Given exercise » Find the lines with the string "clic" and return them.

■ ■ ■

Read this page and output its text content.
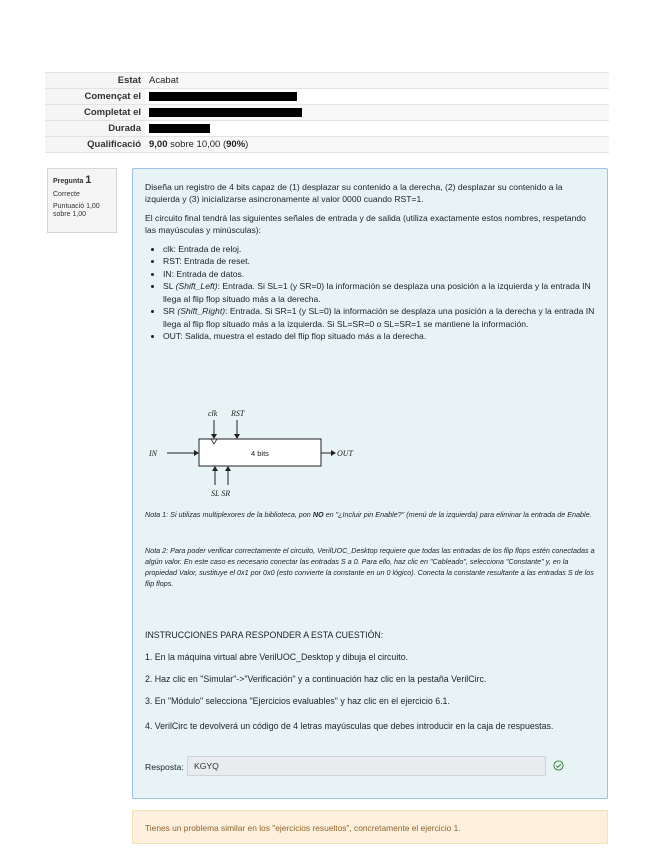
Estat	Acabat
Començat el	
Completat el	
Durada	
Qualificació	9,00 sobre 10,00 (90%)
Pregunta 1
Correcte
Puntuació 1,00 sobre 1,00

Diseña un registro de 4 bits capaz de (1) desplazar su contenido a la derecha, (2) desplazar su contenido a la izquierda y (3) inicializarse asincronamente al valor 0000 cuando RST=1.

El circuito final tendrá las siguientes señales de entrada y de salida (utiliza exactamente estos nombres, respetando las mayúsculas y minúsculas):

• clk: Entrada de reloj.
• RST: Entrada de reset.
• IN: Entrada de datos.
• SL (Shift_Left): Entrada. Si SL=1 (y SR=0) la información se desplaza una posición a la izquierda y la entrada IN llega al flip flop situado más a la derecha.
• SR (Shift_Right): Entrada. Si SR=1 (y SL=0) la información se desplaza una posición a la derecha y la entrada IN llega al flip flop situado más a la izquierda. Si SL=SR=0 o SL=SR=1 se mantiene la información.
• OUT: Salida, muestra el estado del flip flop situado más a la derecha.
clk RST
IN	OUT
SL SR
4 bits
Nota 1: Si utilizas multiplexores de la biblioteca, pon NO en "¿Incluir pin Enable?" (menú de la izquierda) para eliminar la entrada de Enable.
Nota 2: Para poder verificar correctamente el circuito, VerilUOC_Desktop requiere que todas las entradas de los flip flops estén conectadas a algún valor. En este caso es necesario conectar las entradas S a 0. Para ello, haz clic en "Cableado", selecciona "Constante" y, en la propiedad Valor, sustituye el 0x1 por 0x0 (esto convierte la constante en un 0 lógico). Conecta la constante resultante a las entradas S de los flip flops.
INSTRUCCIONES PARA RESPONDER A ESTA CUESTIÓN:
1. En la máquina virtual abre VerilUOC_Desktop y dibuja el circuito.
2. Haz clic en "Simular"->"Verificación" y a continuación haz clic en la pestaña VerilCirc.
3. En "Módulo" selecciona "Ejercicios evaluables" y haz clic en el ejercicio 6.1.
4. VerilCirc te devolverá un código de 4 letras mayúsculas que debes introducir en la caja de respuestas.
Resposta:
KGYQ
Tienes un problema similar en los "ejercicios resueltos", concretamente el ejercicio 1.
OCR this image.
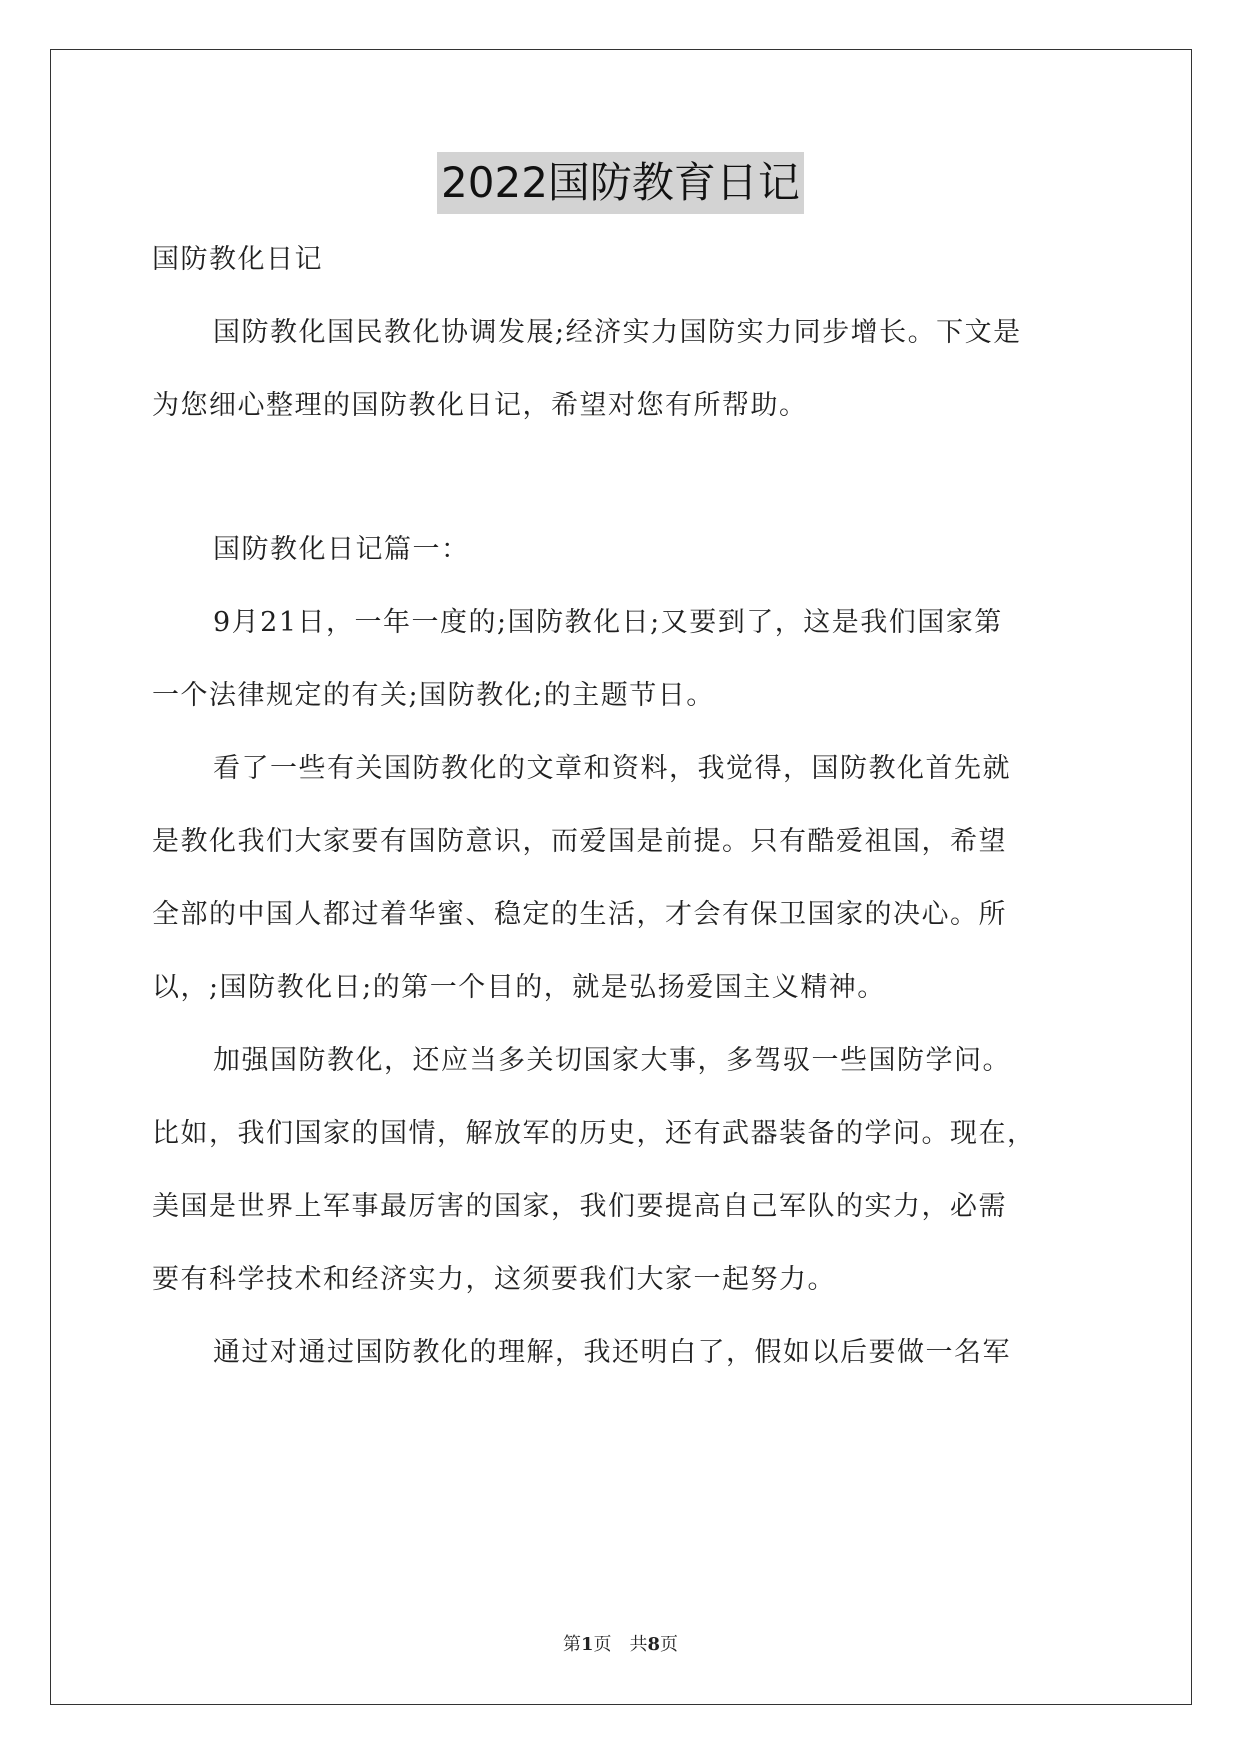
2022国防教育日记
国防教化日记
国防教化国民教化协调发展;经济实力国防实力同步增长。下文是
为您细心整理的国防教化日记，希望对您有所帮助。
国防教化日记篇一：
9月21日，一年一度的;国防教化日;又要到了，这是我们国家第
一个法律规定的有关;国防教化;的主题节日。
看了一些有关国防教化的文章和资料，我觉得，国防教化首先就
是教化我们大家要有国防意识，而爱国是前提。只有酷爱祖国，希望
全部的中国人都过着华蜜、稳定的生活，才会有保卫国家的决心。所
以，;国防教化日;的第一个目的，就是弘扬爱国主义精神。
加强国防教化，还应当多关切国家大事，多驾驭一些国防学问。
比如，我们国家的国情，解放军的历史，还有武器装备的学问。现在，
美国是世界上军事最厉害的国家，我们要提高自己军队的实力，必需
要有科学技术和经济实力，这须要我们大家一起努力。
通过对通过国防教化的理解，我还明白了，假如以后要做一名军
第1页　共8页
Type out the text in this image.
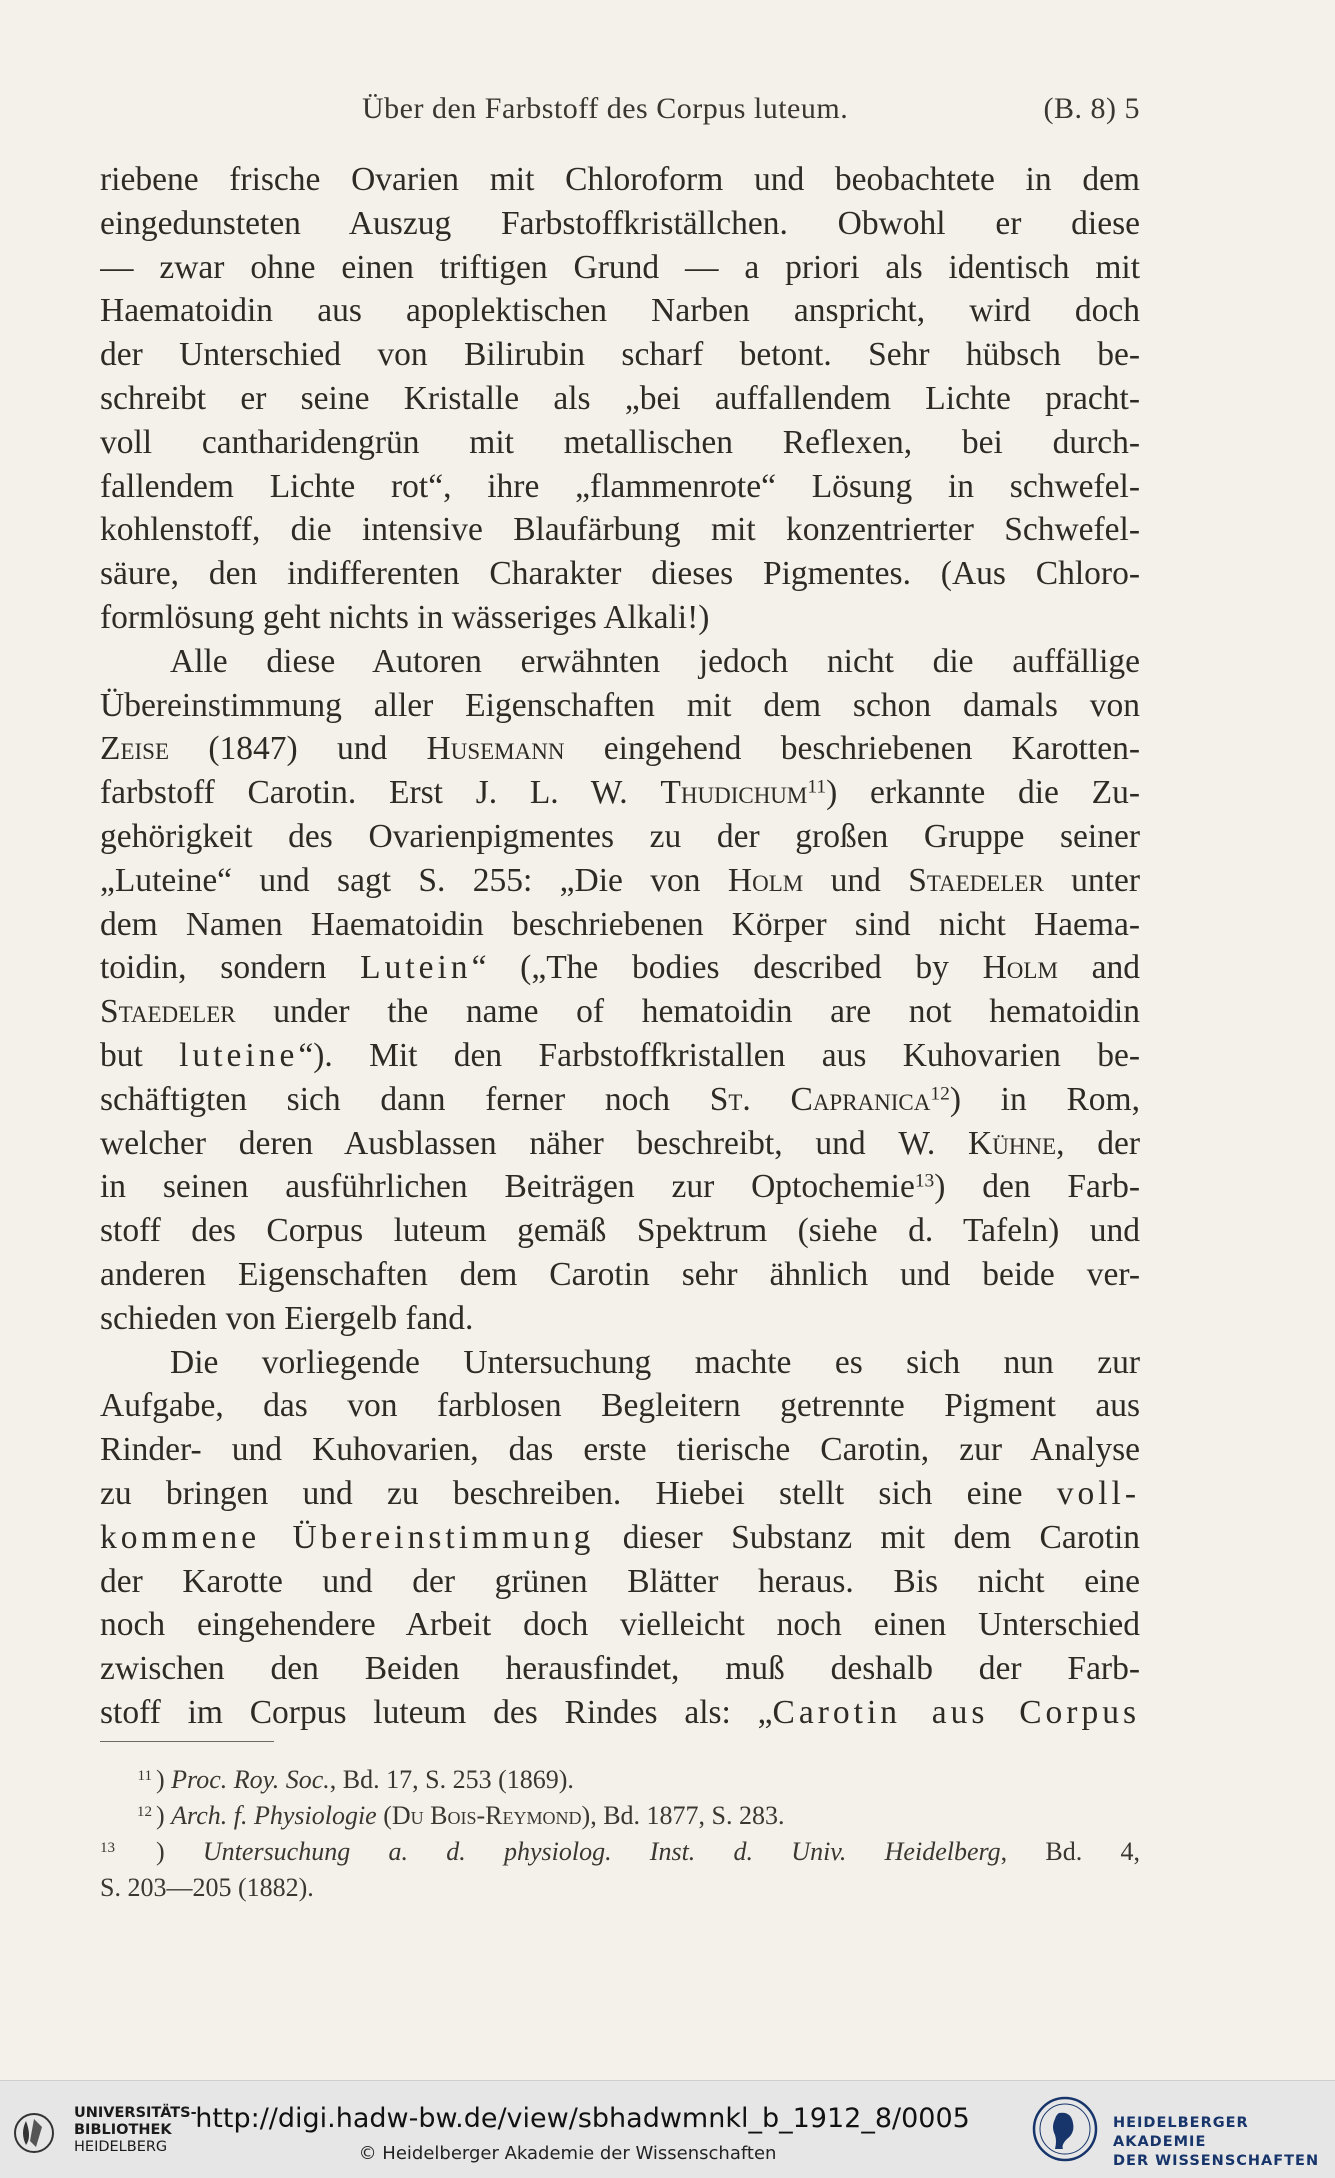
Über den Farbstoff des Corpus luteum.	(B. 8) 5
riebene frische Ovarien mit Chloroform und beobachtete in dem
eingedunsteten Auszug Farbstoffkriställchen. Obwohl er diese
— zwar ohne einen triftigen Grund — a priori als identisch mit
Haematoidin aus apoplektischen Narben anspricht, wird doch
der Unterschied von Bilirubin scharf betont. Sehr hübsch be-
schreibt er seine Kristalle als „bei auffallendem Lichte pracht-
voll cantharidengrün mit metallischen Reflexen, bei durch-
fallendem Lichte rot“, ihre „flammenrote“ Lösung in schwefel-
kohlenstoff, die intensive Blaufärbung mit konzentrierter Schwefel-
säure, den indifferenten Charakter dieses Pigmentes. (Aus Chloro-
formlösung geht nichts in wässeriges Alkali!)
Alle diese Autoren erwähnten jedoch nicht die auffällige
Übereinstimmung aller Eigenschaften mit dem schon damals von
Zeise (1847) und Husemann eingehend beschriebenen Karotten-
farbstoff Carotin. Erst J. L. W. Thudichum$^{11}$) erkannte die Zu-
gehörigkeit des Ovarienpigmentes zu der großen Gruppe seiner
„Luteine“ und sagt S. 255: „Die von Holm und Staedeler unter
dem Namen Haematoidin beschriebenen Körper sind nicht Haema-
toidin, sondern Lutein“ („The bodies described by Holm and
Staedeler under the name of hematoidin are not hematoidin
but luteine“). Mit den Farbstoffkristallen aus Kuhovarien be-
schäftigten sich dann ferner noch St. Capranica$^{12}$) in Rom,
welcher deren Ausblassen näher beschreibt, und W. Kühne, der
in seinen ausführlichen Beiträgen zur Optochemie$^{13}$) den Farb-
stoff des Corpus luteum gemäß Spektrum (siehe d. Tafeln) und
anderen Eigenschaften dem Carotin sehr ähnlich und beide ver-
schieden von Eiergelb fand.
Die vorliegende Untersuchung machte es sich nun zur
Aufgabe, das von farblosen Begleitern getrennte Pigment aus
Rinder- und Kuhovarien, das erste tierische Carotin, zur Analyse
zu bringen und zu beschreiben. Hiebei stellt sich eine voll-
kommene Übereinstimmung dieser Substanz mit dem Carotin
der Karotte und der grünen Blätter heraus. Bis nicht eine
noch eingehendere Arbeit doch vielleicht noch einen Unterschied
zwischen den Beiden herausfindet, muß deshalb der Farb-
stoff im Corpus luteum des Rindes als: „Carotin aus Corpus
$^{11}$ ) Proc. Roy. Soc., Bd. 17, S. 253 (1869).
$^{12}$ ) Arch. f. Physiologie (Du Bois-Reymond), Bd. 1877, S. 283.
$^{13}$ ) Untersuchung a. d. physiolog. Inst. d. Univ. Heidelberg, Bd. 4,
S. 203—205 (1882).
UNIVERSITÄTS-
BIBLIOTHEK
HEIDELBERG
http://digi.hadw-bw.de/view/sbhadwmnkl_b_1912_8/0005
© Heidelberger Akademie der Wissenschaften
HEIDELBERGER AKADEMIE
DER WISSENSCHAFTEN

■ ■ ■

Final result »
Nota 2: Para poder verificar correctamente el circuito, VerilUOC_Desktop requiere que todas las entradas de los flip flops estén conectadas a algún valor. En este caso es necesario conectar las entradas S a 0. Para ello, haz clic en "Cableado", selecciona "Constante" y, en la propiedad Valor, sustituye el 0x1 por 0x0 (esto convierte la constante en un 0 lógico). Conecta la constante resultante a las entradas S de los flip flops.
2. Haz clic en "Simular"->"Verificación" y a continuación haz clic en la pestaña VerilCirc.
3. En "Módulo" selecciona "Ejercicios evaluables" y haz clic en el ejercicio 6.1.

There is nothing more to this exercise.